15. - 5. It is provided by the habeas corpus act, that a person set at liberty by the writ, shall not again be imprisoned for the same offence, by any person whomsoever, other than by the legal order and process of such court wherein he shall be bound by recognizance to appear, or other court having jurisdiction of the cause. 4 Johns. R. 318; 1 Binn. 374; 5 John. R.282.

16. The habeas corpus can be suspended only by authority of the legislature. The constitution of the United States provides, that the privilege of the writ of habeas corpus shall not be suspended unless when, in cases of invasion and rebellion, the public safety may require it. Whether this writ ought to be suspended depends on political considerations, of which the legislature, is to decide. 4 Cranch, 101. The proclamation of a military chief, declaring martial law, cannot, therefore, suspend the operation of the law. 1 Harr. Cond. Rep. Lo. 157, 159 3 Mart. Lo. R. 531.

17. There are various kinds of this writ; the principal of which are explained below.

18. Habeas corpus ad deliberandum et recipiendum, is a writ which lies to remove a prisoner to take his trial in the county where the offence was committed. Bac. Ab. Habeas Corpus, A.

19. Habeas corpus ad faciendum et recipiendum, is a writ which issues out of a court of competent jurisdiction, when a person is sued in an inferior court, commanding the inferior judges to produce the body of the defendant, together with the day and cause of his caption and detainer, (whence this writ is frequently denominated habeas corpus cum causa) to do and receive whatever the court or the judge issuing the writ shall consider in that behalf. This writ may also be issued by the bail of a prisoner, who has been taken upon a criminal accusation, in order to surrender him in his own discharge; upon. the return of this writ, the court will cause an exoneretur to be entered on the bail piece, and remand the prisoner to his former custody. Tidd's Pr. 405; 1 Chit. Cr. Law, 182.

**Written exercise A:**
Copy the rows word for word, starting at the line containing "- x-tick-label: 690: [455, 234, 477, 249]" and ending at the line containing "- depth-tick-label: -30".

**Extracted material:**

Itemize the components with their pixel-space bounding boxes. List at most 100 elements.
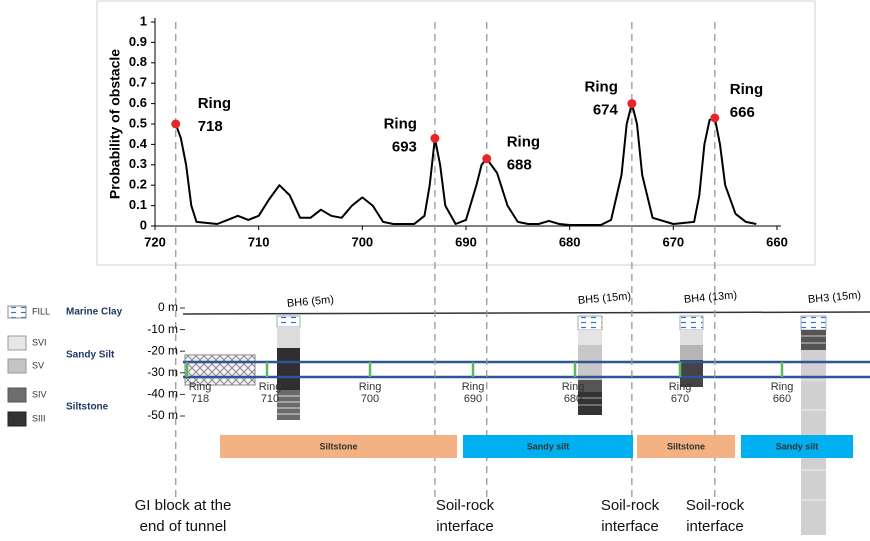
- x-tick-label: 690: [455, 234, 477, 249]
- peak-label-line: 688: [507, 157, 532, 174]
- ring-label-line: Ring: [562, 381, 585, 393]
- legend-item: SIV: [32, 389, 47, 399]
- legend-swatch: [8, 412, 26, 426]
- borehole: [277, 316, 300, 420]
- peak-label-line: 674: [593, 102, 619, 119]
- depth-tick-label: -30 m: [147, 365, 178, 379]
- borehole: [801, 316, 826, 535]
- y-axis-label: Probability of obstacle: [107, 49, 123, 199]
- legend-group: Marine Clay: [66, 307, 123, 318]
- legend-swatch: [8, 388, 26, 402]
- y-tick-label: 0.2: [129, 177, 147, 192]
- y-tick-label: 0.5: [129, 115, 147, 130]
- annotation-line: interface: [601, 518, 659, 535]
- peak-label: Ring 666: [730, 81, 763, 121]
- ring-label-line: Ring: [771, 381, 794, 393]
- peak-label: Ring 674: [585, 79, 619, 119]
- ring-label-line: 680: [564, 393, 582, 405]
- peak-marker: [482, 154, 491, 163]
- annotation-line: Soil-rock: [686, 497, 745, 514]
- legend-group: Sandy Silt: [66, 350, 115, 361]
- peak-label-line: Ring: [585, 79, 618, 96]
- y-tick-label: 1: [140, 13, 147, 28]
- x-tick-label: 670: [662, 234, 684, 249]
- ring-label: Ring700: [359, 381, 382, 405]
- x-tick-label: 720: [144, 234, 166, 249]
- peak-label: Ring 718: [198, 95, 231, 135]
- borehole-label: BH6 (5m): [286, 294, 334, 310]
- x-tick-label: 710: [248, 234, 270, 249]
- ring-label-line: 690: [464, 393, 482, 405]
- ring-label-line: 660: [773, 393, 791, 405]
- peak-marker: [627, 99, 636, 108]
- borehole-label: BH4 (13m): [683, 289, 737, 306]
- y-tick-label: 0.8: [129, 54, 147, 69]
- stratum-label: Sandy silt: [527, 441, 570, 451]
- annotation-line: GI block at the: [135, 497, 232, 514]
- annotation: Soil-rock interface: [686, 497, 745, 535]
- ring-label-line: 700: [361, 393, 379, 405]
- peak-marker: [710, 113, 719, 122]
- peak-marker: [430, 134, 439, 143]
- ring-label-line: 670: [671, 393, 689, 405]
- ring-label-line: Ring: [189, 381, 212, 393]
- y-tick-label: 0.6: [129, 95, 147, 110]
- ring-label-line: 710: [261, 393, 279, 405]
- peak-label: Ring 693: [384, 115, 417, 155]
- ring-label-line: Ring: [669, 381, 692, 393]
- annotation: Soil-rock interface: [436, 497, 495, 535]
- annotation-line: Soil-rock: [436, 497, 495, 514]
- depth-tick-label: -40 m: [147, 387, 178, 401]
- stratum-label: Siltstone: [667, 441, 705, 451]
- legend-item: SIII: [32, 413, 46, 423]
- depth-tick-label: 0 m: [158, 300, 178, 314]
- annotation: GI block at the end of tunnel: [135, 497, 232, 535]
- borehole-label: BH3 (15m): [807, 289, 861, 306]
- x-tick-label: 680: [559, 234, 581, 249]
- stratum-label: Sandy silt: [776, 441, 819, 451]
- legend-swatch: [8, 306, 26, 318]
- legend-swatch: [8, 336, 26, 350]
- ring-label-line: Ring: [359, 381, 382, 393]
- legend-swatch: [8, 359, 26, 373]
- ground-line: [183, 312, 870, 314]
- y-tick-label: 0: [140, 217, 147, 232]
- y-tick-label: 0.3: [129, 156, 147, 171]
- figure: Probability of obstacle: [0, 0, 870, 536]
- depth-tick-label: -50 m: [147, 408, 178, 422]
- peak-marker: [171, 120, 180, 129]
- legend-item: SV: [32, 360, 44, 370]
- line-series: [176, 104, 757, 225]
- legend-group: Siltstone: [66, 402, 109, 413]
- borehole-label: BH5 (15m): [577, 290, 631, 307]
- peak-label-line: 666: [730, 104, 755, 121]
- ring-label-line: Ring: [259, 381, 282, 393]
- annotation-line: interface: [436, 518, 494, 535]
- depth-tick-label: -10 m: [147, 322, 178, 336]
- peak-label-line: Ring: [384, 115, 417, 132]
- stratum-label: Siltstone: [319, 441, 357, 451]
- depth-tick-label: -20 m: [147, 343, 178, 357]
- peak-label-line: Ring: [198, 95, 231, 112]
- x-tick-label: 700: [351, 234, 373, 249]
- legend-item: FILL: [32, 306, 50, 316]
- peak-label-line: Ring: [730, 81, 763, 98]
- ring-label-line: 718: [191, 393, 209, 405]
- peak-label-line: 718: [198, 118, 223, 135]
- x-tick-label: 660: [766, 234, 788, 249]
- annotation-line: interface: [686, 518, 744, 535]
- y-tick-label: 0.9: [129, 34, 147, 49]
- y-tick-label: 0.4: [129, 136, 148, 151]
- legend-item: SVI: [32, 337, 47, 347]
- annotation-line: end of tunnel: [140, 518, 227, 535]
- peak-label-line: 693: [392, 138, 417, 155]
- y-tick-label: 0.1: [129, 197, 147, 212]
- y-tick-label: 0.7: [129, 75, 147, 90]
- annotation-line: Soil-rock: [601, 497, 660, 514]
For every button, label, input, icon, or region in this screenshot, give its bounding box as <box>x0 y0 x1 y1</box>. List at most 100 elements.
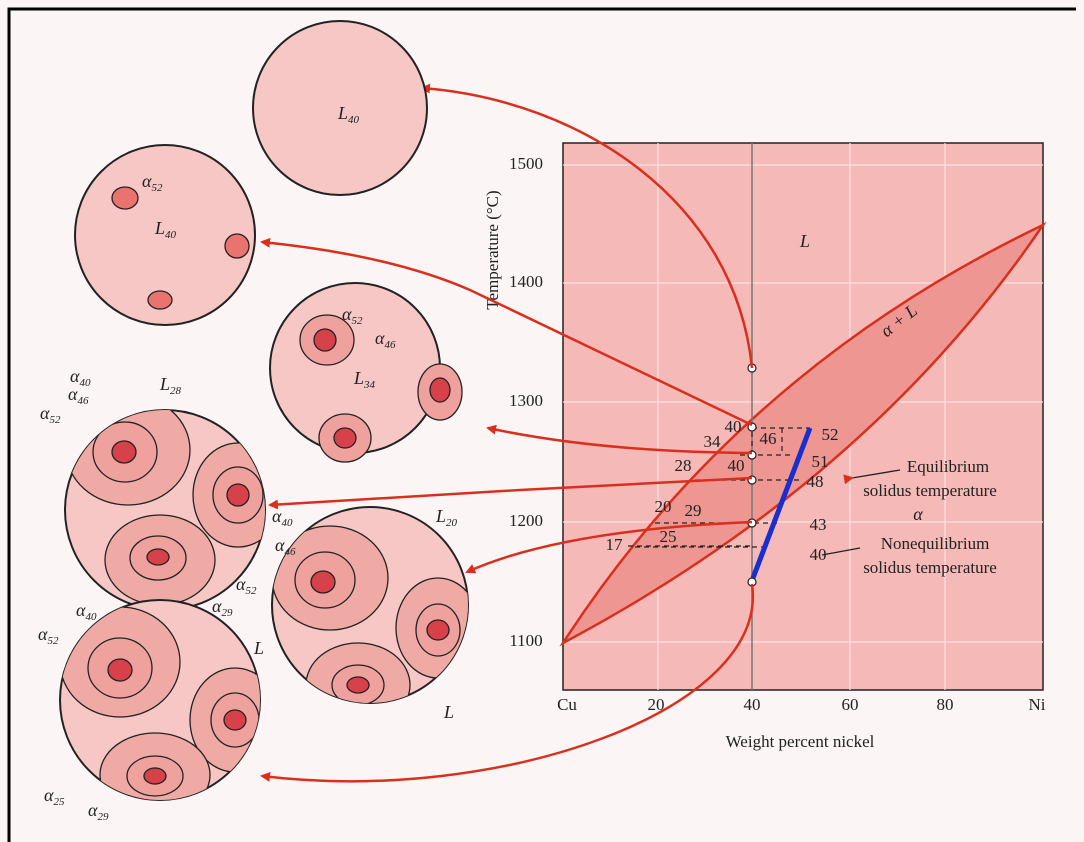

**Written exercise B:**
In the habeas corpus passage, whose authority is the only one that can suspend the writ?

**Final result A:**
- x-tick-label: 690: [455, 234, 477, 249]
- peak-label-line: 688: [507, 157, 532, 174]
- ring-label-line: Ring: [562, 381, 585, 393]
- legend-item: SIV: [32, 389, 47, 399]
- legend-swatch: [8, 412, 26, 426]
- borehole: [277, 316, 300, 420]
- peak-label-line: 674: [593, 102, 619, 119]
- depth-tick-label: -30 m: [147, 365, 178, 379]

**Final result B:**
The legislature's.